→ **WHAT TO DO**:
Repeat the records in full and exactly, omitting pictures.

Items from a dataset

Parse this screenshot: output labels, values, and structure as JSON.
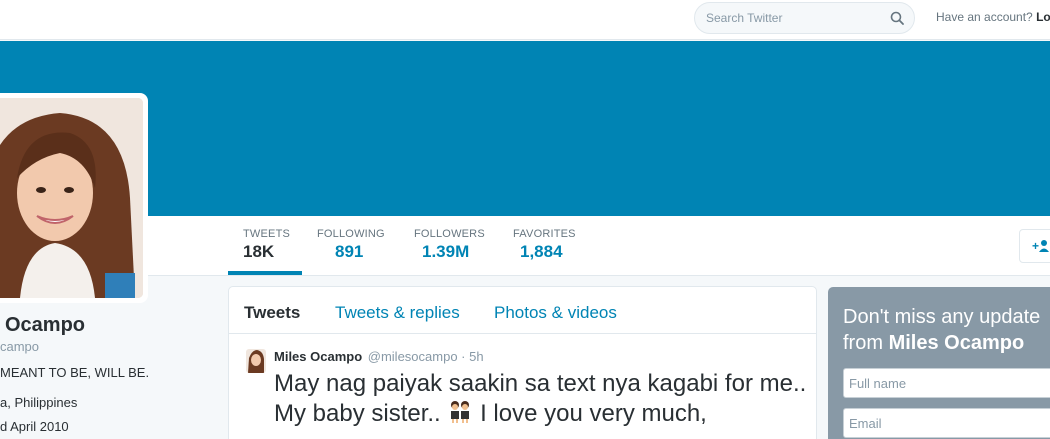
{
  "topbar": {
    "search_placeholder": "Search Twitter",
    "account_prompt": "Have an account?",
    "login_label": "Lo"
  },
  "banner": {
    "color": "#0084b4"
  },
  "stats": [
    {
      "label": "TWEETS",
      "value": "18K"
    },
    {
      "label": "FOLLOWING",
      "value": "891"
    },
    {
      "label": "FOLLOWERS",
      "value": "1.39M"
    },
    {
      "label": "FAVORITES",
      "value": "1,884"
    }
  ],
  "profile": {
    "name": "Ocampo",
    "handle": "campo",
    "bio": "MEANT TO BE, WILL BE.",
    "location": "a, Philippines",
    "joined": "d April 2010"
  },
  "timeline": {
    "tabs": [
      "Tweets",
      "Tweets & replies",
      "Photos & videos"
    ],
    "tweet": {
      "name": "Miles Ocampo",
      "handle": "@milesocampo",
      "separator": "·",
      "time": "5h",
      "text_part1": "May nag paiyak saakin sa text nya kagabi for me.. My baby sister..",
      "text_part2": "I love you very much,"
    }
  },
  "signup": {
    "title_line1": "Don't miss any update",
    "title_prefix": "from",
    "title_name": "Miles Ocampo",
    "fullname_placeholder": "Full name",
    "email_placeholder": "Email"
  },
  "icons": {
    "search": "search-icon",
    "follow": "add-user-icon",
    "emoji": "twins-emoji-icon"
  },
  "colors": {
    "accent": "#0084b4",
    "signup_bg": "#8899a6"
  }
}
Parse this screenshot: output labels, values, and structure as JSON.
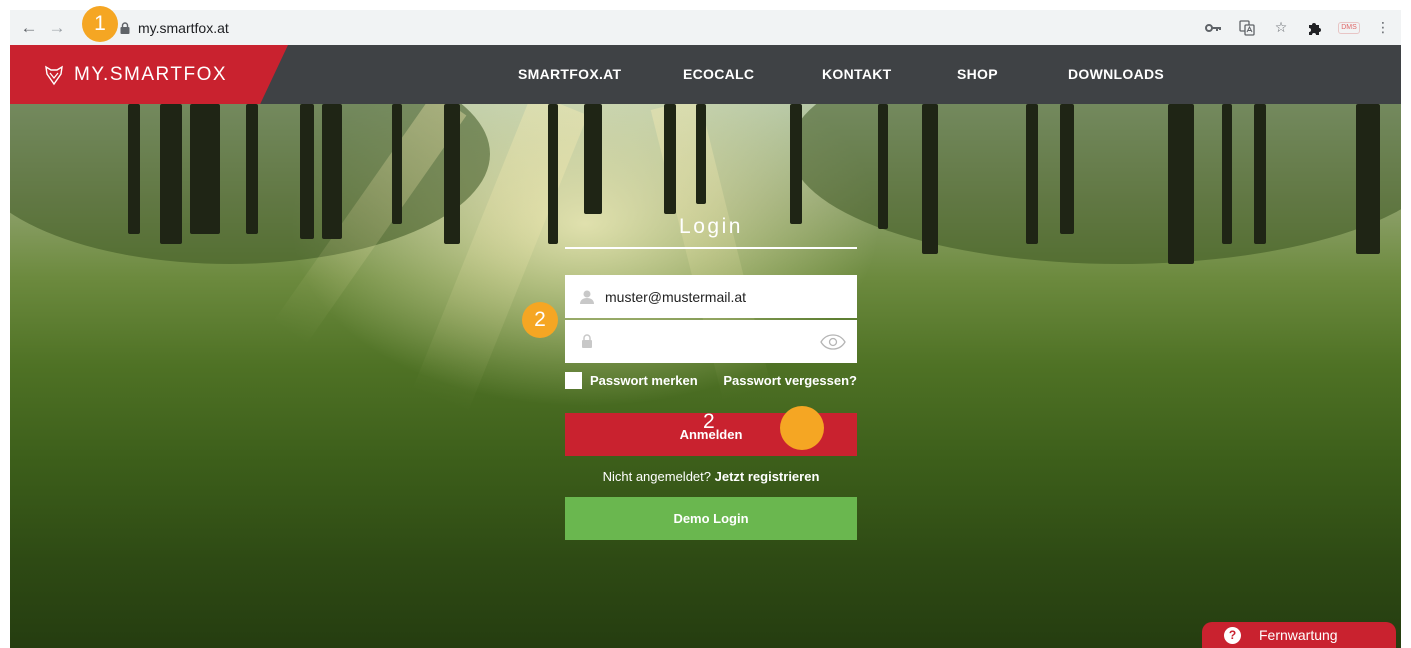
{
  "browser": {
    "url": "my.smartfox.at",
    "icons": [
      "back-icon",
      "forward-icon",
      "lock-icon",
      "key-icon",
      "translate-icon",
      "star-icon",
      "puzzle-icon",
      "dms-icon",
      "menu-icon"
    ],
    "dms_label": "DMS"
  },
  "header": {
    "logo_text": "MY.SMARTFOX",
    "nav": [
      "SMARTFOX.AT",
      "ECOCALC",
      "KONTAKT",
      "SHOP",
      "DOWNLOADS"
    ]
  },
  "login": {
    "title": "Login",
    "email_value": "muster@mustermail.at",
    "password_value": "",
    "remember_label": "Passwort merken",
    "forgot_label": "Passwort vergessen?",
    "submit_label": "Anmelden",
    "register_prompt": "Nicht angemeldet?",
    "register_link": "Jetzt registrieren",
    "demo_label": "Demo Login"
  },
  "annotations": {
    "marker_1": "1",
    "marker_2": "2",
    "marker_3": "2"
  },
  "help": {
    "label": "Fernwartung",
    "icon_glyph": "?"
  },
  "colors": {
    "brand_red": "#c9222f",
    "header_dark": "#3f4245",
    "demo_green": "#6ab74f",
    "marker_orange": "#f5a623"
  }
}
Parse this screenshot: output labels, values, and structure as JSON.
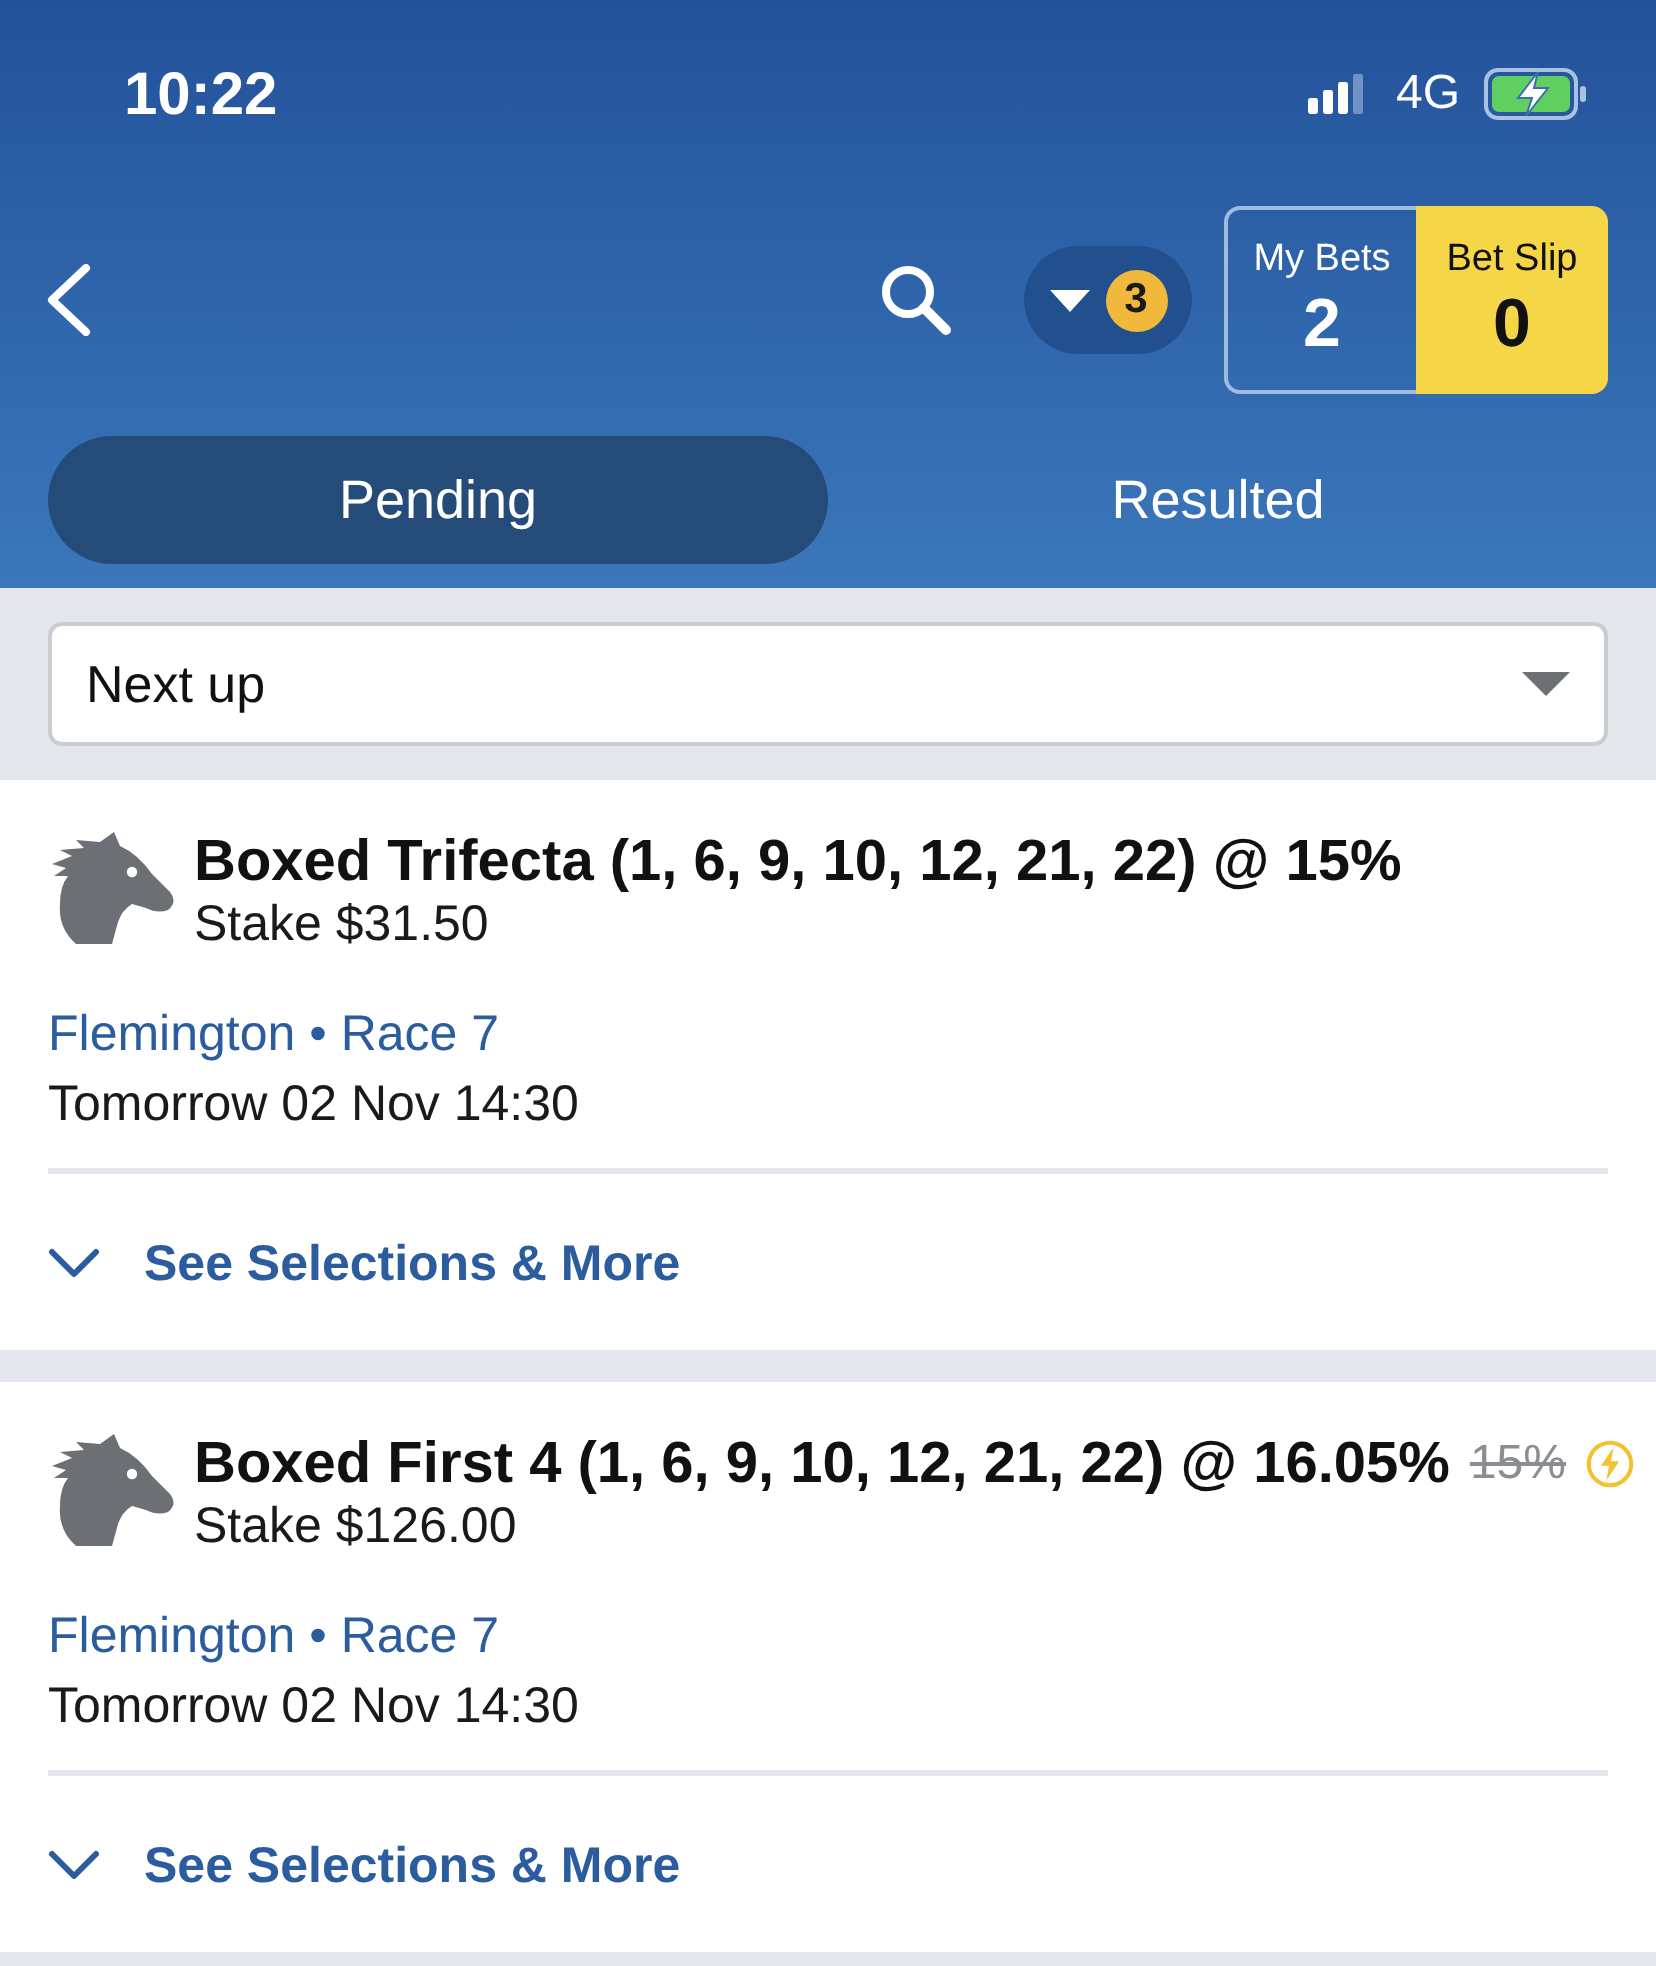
{
  "status_bar": {
    "time": "10:22",
    "network": "4G"
  },
  "nav": {
    "filter_count": "3",
    "my_bets": {
      "label": "My Bets",
      "count": "2"
    },
    "bet_slip": {
      "label": "Bet Slip",
      "count": "0"
    }
  },
  "tabs": [
    {
      "label": "Pending",
      "selected": true
    },
    {
      "label": "Resulted",
      "selected": false
    }
  ],
  "sort_dropdown": {
    "value": "Next up"
  },
  "bets": [
    {
      "title": "Boxed Trifecta (1, 6, 9, 10, 12, 21, 22) @ 15%",
      "boosted": false,
      "stake": "Stake $31.50",
      "meeting": "Flemington • Race 7",
      "start_time": "Tomorrow 02 Nov 14:30",
      "expand_label": "See Selections & More",
      "expanded": false
    },
    {
      "title": "Boxed First 4 (1, 6, 9, 10, 12, 21, 22) @ 16.05%",
      "original_rate": "15%",
      "boosted": true,
      "stake": "Stake $126.00",
      "meeting": "Flemington • Race 7",
      "start_time": "Tomorrow 02 Nov 14:30",
      "expand_label": "See Selections & More",
      "expanded": false
    }
  ]
}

→ **TASK RESPONSE**:
Parse this screenshot: output labels, values, and structure as JSON.
{
  "topbar": {
    "search_placeholder": "Search Twitter",
    "account_prompt": "Have an account?",
    "login_label": "Lo"
  },
  "banner": {
    "color": "#0084b4"
  },
  "stats": [
    {
      "label": "TWEETS",
      "value": "18K"
    },
    {
      "label": "FOLLOWING",
      "value": "891"
    },
    {
      "label": "FOLLOWERS",
      "value": "1.39M"
    },
    {
      "label": "FAVORITES",
      "value": "1,884"
    }
  ],
  "profile": {
    "name": "Ocampo",
    "handle": "campo",
    "bio": "MEANT TO BE, WILL BE.",
    "location": "a, Philippines",
    "joined": "d April 2010"
  },
  "timeline": {
    "tabs": [
      "Tweets",
      "Tweets & replies",
      "Photos & videos"
    ],
    "tweet": {
      "name": "Miles Ocampo",
      "handle": "@milesocampo",
      "separator": "·",
      "time": "5h",
      "text_part1": "May nag paiyak saakin sa text nya kagabi for me.. My baby sister..",
      "text_part2": "I love you very much,"
    }
  },
  "signup": {
    "title_line1": "Don't miss any update",
    "title_prefix": "from",
    "title_name": "Miles Ocampo",
    "fullname_placeholder": "Full name",
    "email_placeholder": "Email"
  },
  "icons": {
    "search": "search-icon",
    "follow": "add-user-icon",
    "emoji": "twins-emoji-icon"
  },
  "colors": {
    "accent": "#0084b4",
    "signup_bg": "#8899a6"
  }
}
Parse this screenshot: output labels, values, and structure as JSON.
{
  "browser": {
    "url": "my.smartfox.at",
    "icons": [
      "back-icon",
      "forward-icon",
      "lock-icon",
      "key-icon",
      "translate-icon",
      "star-icon",
      "puzzle-icon",
      "dms-icon",
      "menu-icon"
    ],
    "dms_label": "DMS"
  },
  "header": {
    "logo_text": "MY.SMARTFOX",
    "nav": [
      "SMARTFOX.AT",
      "ECOCALC",
      "KONTAKT",
      "SHOP",
      "DOWNLOADS"
    ]
  },
  "login": {
    "title": "Login",
    "email_value": "muster@mustermail.at",
    "password_value": "",
    "remember_label": "Passwort merken",
    "forgot_label": "Passwort vergessen?",
    "submit_label": "Anmelden",
    "register_prompt": "Nicht angemeldet?",
    "register_link": "Jetzt registrieren",
    "demo_label": "Demo Login"
  },
  "annotations": {
    "marker_1": "1",
    "marker_2": "2",
    "marker_3": "2"
  },
  "help": {
    "label": "Fernwartung",
    "icon_glyph": "?"
  },
  "colors": {
    "brand_red": "#c9222f",
    "header_dark": "#3f4245",
    "demo_green": "#6ab74f",
    "marker_orange": "#f5a623"
  }
}
Parse this screenshot: output labels, values, and structure as JSON.
{
  "status_bar": {
    "time": "10:22",
    "network": "4G"
  },
  "nav": {
    "filter_count": "3",
    "my_bets": {
      "label": "My Bets",
      "count": "2"
    },
    "bet_slip": {
      "label": "Bet Slip",
      "count": "0"
    }
  },
  "tabs": [
    {
      "label": "Pending",
      "selected": true
    },
    {
      "label": "Resulted",
      "selected": false
    }
  ],
  "sort_dropdown": {
    "value": "Next up"
  },
  "bets": [
    {
      "title": "Boxed Trifecta (1, 6, 9, 10, 12, 21, 22) @ 15%",
      "boosted": false,
      "stake": "Stake $31.50",
      "meeting": "Flemington • Race 7",
      "start_time": "Tomorrow 02 Nov 14:30",
      "expand_label": "See Selections & More",
      "expanded": false
    },
    {
      "title": "Boxed First 4 (1, 6, 9, 10, 12, 21, 22) @ 16.05%",
      "original_rate": "15%",
      "boosted": true,
      "stake": "Stake $126.00",
      "meeting": "Flemington • Race 7",
      "start_time": "Tomorrow 02 Nov 14:30",
      "expand_label": "See Selections & More",
      "expanded": false
    }
  ]
}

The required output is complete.